### Exercise aim
Lift out all lines below that contain "nimb".

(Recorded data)
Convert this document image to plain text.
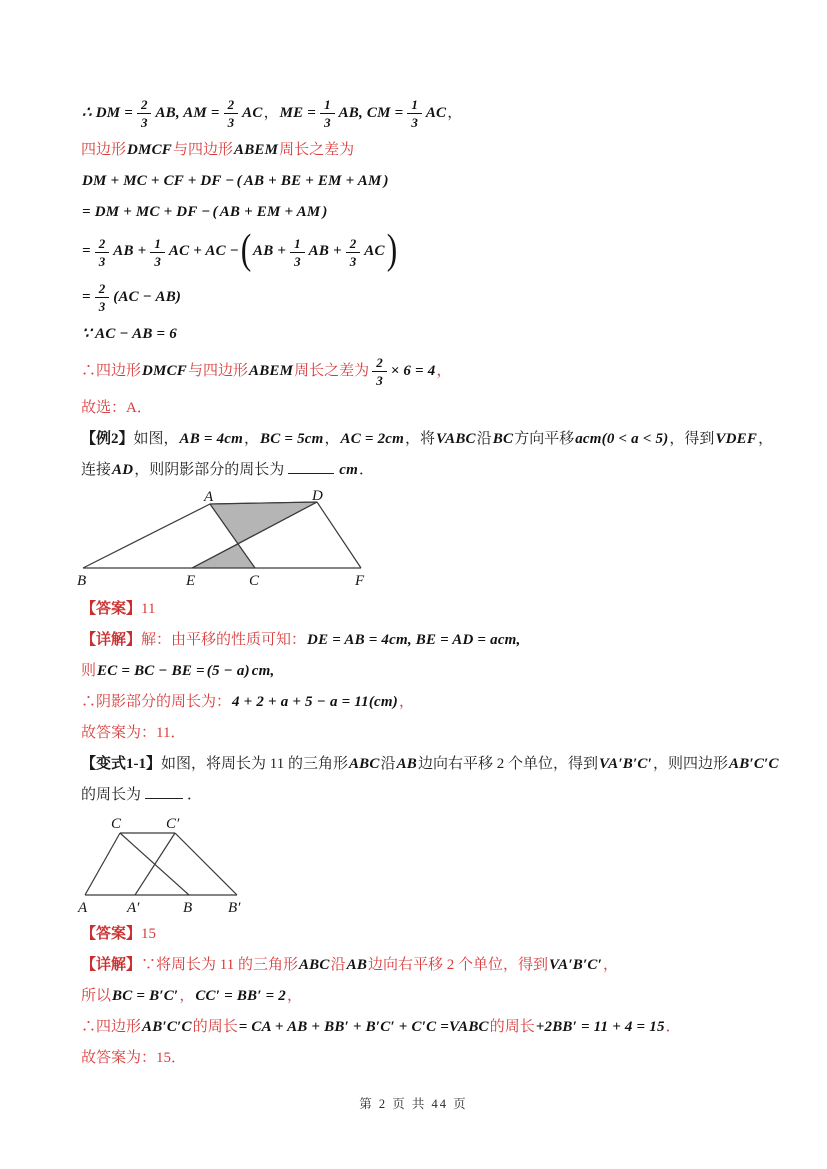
∴ DM = $\frac{2}{3}$ AB, AM = $\frac{2}{3}$ AC，ME = $\frac{1}{3}$ AB, CM = $\frac{1}{3}$ AC，
四边形DMCF与四边形ABEM周长之差为
DM + MC + CF + DF − ( AB + BE + EM + AM )
= DM + MC + DF − ( AB + EM + AM )
= $\frac{2}{3}$ AB + $\frac{1}{3}$ AC + AC −( AB + $\frac{1}{3}$ AB + $\frac{2}{3} AC$)
= $\frac{2}{3} (AC - AB)$
∵ AC − AB = 6
∴四边形DMCF与四边形ABEM周长之差为 $\frac{2}{3} \times 6 = 4$，
故选：A．
【例2】如图，AB = 4cm，BC = 5cm，AC = 2cm，将VABC沿BC方向平移acm(0 < a < 5)，得到VDEF，
连接AD，则阴影部分的周长为	cm．
A	D
B	E	C	F
【答案】11
【详解】解：由平移的性质可知：DE = AB = 4cm, BE = AD = acm,
则EC = BC − BE = (5 − a) cm,
∴阴影部分的周长为：4 + 2 + a + 5 − a = 11(cm)，
故答案为：11．
【变式1-1】如图，将周长为 11 的三角形ABC沿AB边向右平移 2 个单位，得到VA′B′C′，则四边形AB′C′C
的周长为	．
C	C′
A	A′	B B′
【答案】15
【详解】∵将周长为 11 的三角形ABC沿AB边向右平移 2 个单位，得到VA′B′C′，
所以BC = B′C′，CC′ = BB′ = 2，
∴四边形AB′C′C的周长= CA + AB + BB′ + B′C′ + C′C =VABC的周长+2BB′ = 11 + 4 = 15．
故答案为：15．
第 2 页 共 44 页
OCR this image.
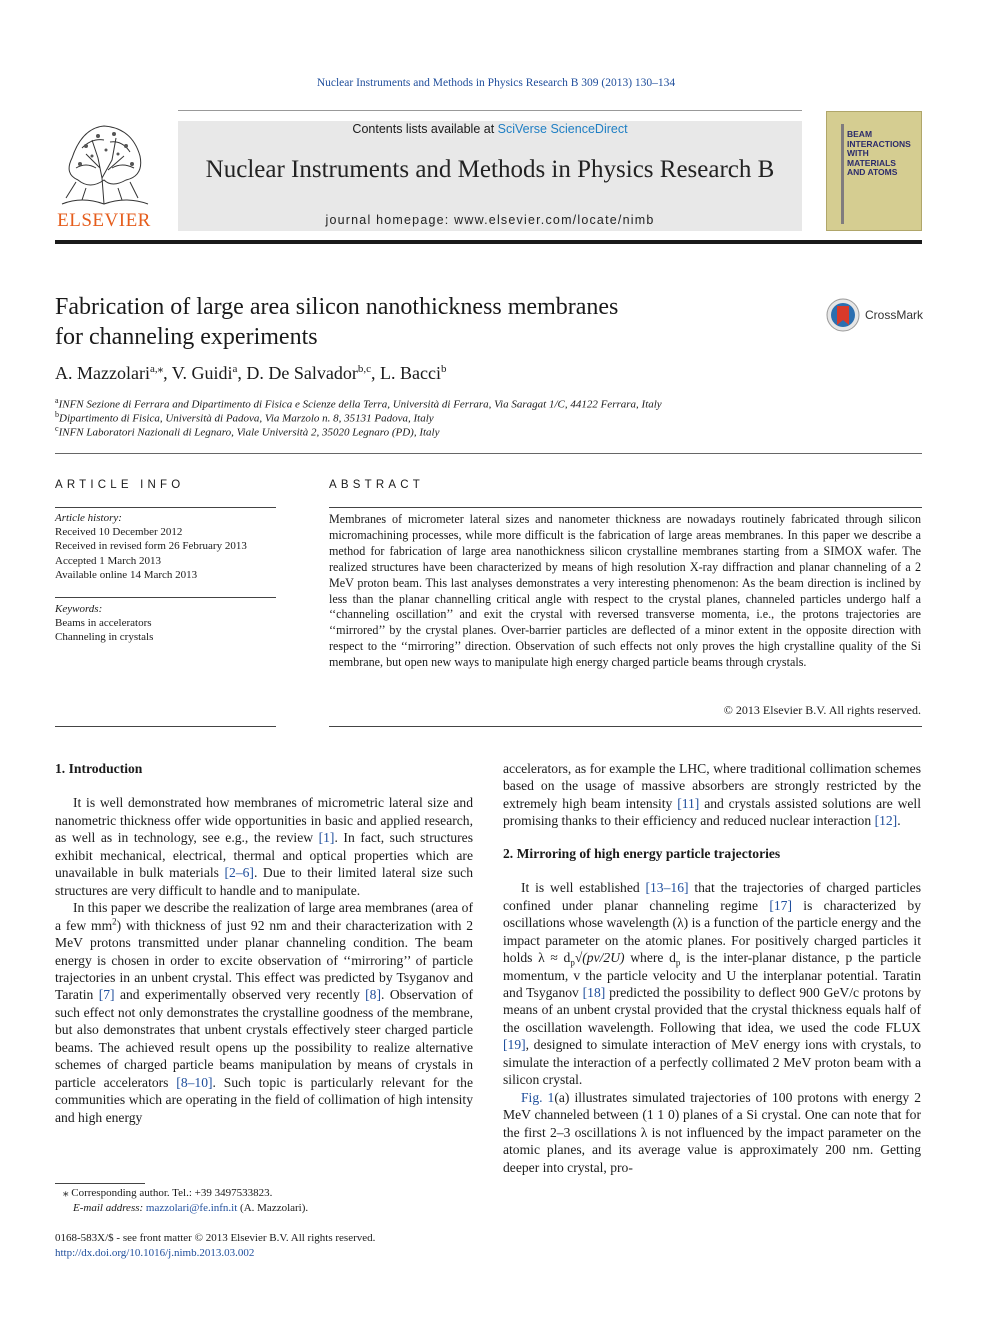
Nuclear Instruments and Methods in Physics Research B 309 (2013) 130–134
ELSEVIER
Contents lists available at SciVerse ScienceDirect
Nuclear Instruments and Methods in Physics Research B
journal homepage: www.elsevier.com/locate/nimb
BEAM
INTERACTIONS
WITH
MATERIALS
AND ATOMS
Fabrication of large area silicon nanothickness membranes
for channeling experiments
CrossMark
A. Mazzolari$^{a,⁎}$, V. Guidi$^a$, D. De Salvador$^{b,c}$, L. Bacci$^b$
$^a$INFN Sezione di Ferrara and Dipartimento di Fisica e Scienze della Terra, Università di Ferrara, Via Saragat 1/C, 44122 Ferrara, Italy
$^b$Dipartimento di Fisica, Università di Padova, Via Marzolo n. 8, 35131 Padova, Italy
$^c$INFN Laboratori Nazionali di Legnaro, Viale Università 2, 35020 Legnaro (PD), Italy
ARTICLE INFO
Article history:
Received 10 December 2012
Received in revised form 26 February 2013
Accepted 1 March 2013
Available online 14 March 2013
Keywords:
Beams in accelerators
Channeling in crystals
ABSTRACT
Membranes of micrometer lateral sizes and nanometer thickness are nowadays routinely fabricated through silicon micromachining processes, while more difficult is the fabrication of large areas membranes. In this paper we describe a method for fabrication of large area nanothickness silicon crystalline membranes starting from a SIMOX wafer. The realized structures have been characterized by means of high resolution X-ray diffraction and planar channeling of a 2 MeV proton beam. This last analyses demonstrates a very interesting phenomenon: As the beam direction is inclined by less than the planar channelling critical angle with respect to the crystal planes, channeled particles undergo half a ‘‘channeling oscillation’’ and exit the crystal with reversed transverse momenta, i.e., the protons trajectories are ‘‘mirrored’’ by the crystal planes. Over-barrier particles are deflected of a minor extent in the opposite direction with respect to the ‘‘mirroring’’ direction. Observation of such effects not only proves the high crystalline quality of the Si membrane, but open new ways to manipulate high energy charged particle beams through crystals.
© 2013 Elsevier B.V. All rights reserved.
1. Introduction

It is well demonstrated how membranes of micrometric lateral size and nanometric thickness offer wide opportunities in basic and applied research, as well as in technology, see e.g., the review [1]. In fact, such structures exhibit mechanical, electrical, thermal and optical properties which are unavailable in bulk materials [2–6]. Due to their limited lateral size such structures are very difficult to handle and to manipulate.

In this paper we describe the realization of large area membranes (area of a few $mm^2$) with thickness of just 92 nm and their characterization with 2 MeV protons transmitted under planar channeling condition. The beam energy is chosen in order to excite observation of ‘‘mirroring’’ of particle trajectories in an unbent crystal. This effect was predicted by Tsyganov and Taratin [7] and experimentally observed very recently [8]. Observation of such effect not only demonstrates the crystalline goodness of the membrane, but also demonstrates that unbent crystals effectively steer charged particle beams. The achieved result opens up the possibility to realize alternative schemes of charged particle beams manipulation by means of crystals in particle accelerators [8–10]. Such topic is particularly relevant for the communities which are operating in the field of collimation of high intensity and high energy

accelerators, as for example the LHC, where traditional collimation schemes based on the usage of massive absorbers are strongly restricted by the extremely high beam intensity [11] and crystals assisted solutions are well promising thanks to their efficiency and reduced nuclear interaction [12].

2. Mirroring of high energy particle trajectories

It is well established [13–16] that the trajectories of charged particles confined under planar channeling regime [17] is characterized by oscillations whose wavelength (λ) is a function of the particle energy and the impact parameter on the atomic planes. For positively charged particles it holds $\lambda \approx d_p√(pv/2U)$ where $d_p$ is the inter-planar distance, p the particle momentum, v the particle velocity and U the interplanar potential. Taratin and Tsyganov [18] predicted the possibility to deflect 900 GeV/c protons by means of an unbent crystal provided that the crystal thickness equals half of the oscillation wavelength. Following that idea, we used the code FLUX [19], designed to simulate interaction of MeV energy ions with crystals, to simulate the interaction of a perfectly collimated 2 MeV proton beam with a silicon crystal.

Fig. 1(a) illustrates simulated trajectories of 100 protons with energy 2 MeV channeled between (1 1 0) planes of a Si crystal. One can note that for the first 2–3 oscillations λ is not influenced by the impact parameter on the atomic planes, and its average value is approximately 200 nm. Getting deeper into crystal, pro-

⁎ Corresponding author. Tel.: +39 3497533823.
E-mail address: mazzolari@fe.infn.it (A. Mazzolari).
0168-583X/$ - see front matter © 2013 Elsevier B.V. All rights reserved.
http://dx.doi.org/10.1016/j.nimb.2013.03.002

### Output of the task
journal homepage: www.elsevier.com/locate/nimb
http://dx.doi.org/10.1016/j.nimb.2013.03.002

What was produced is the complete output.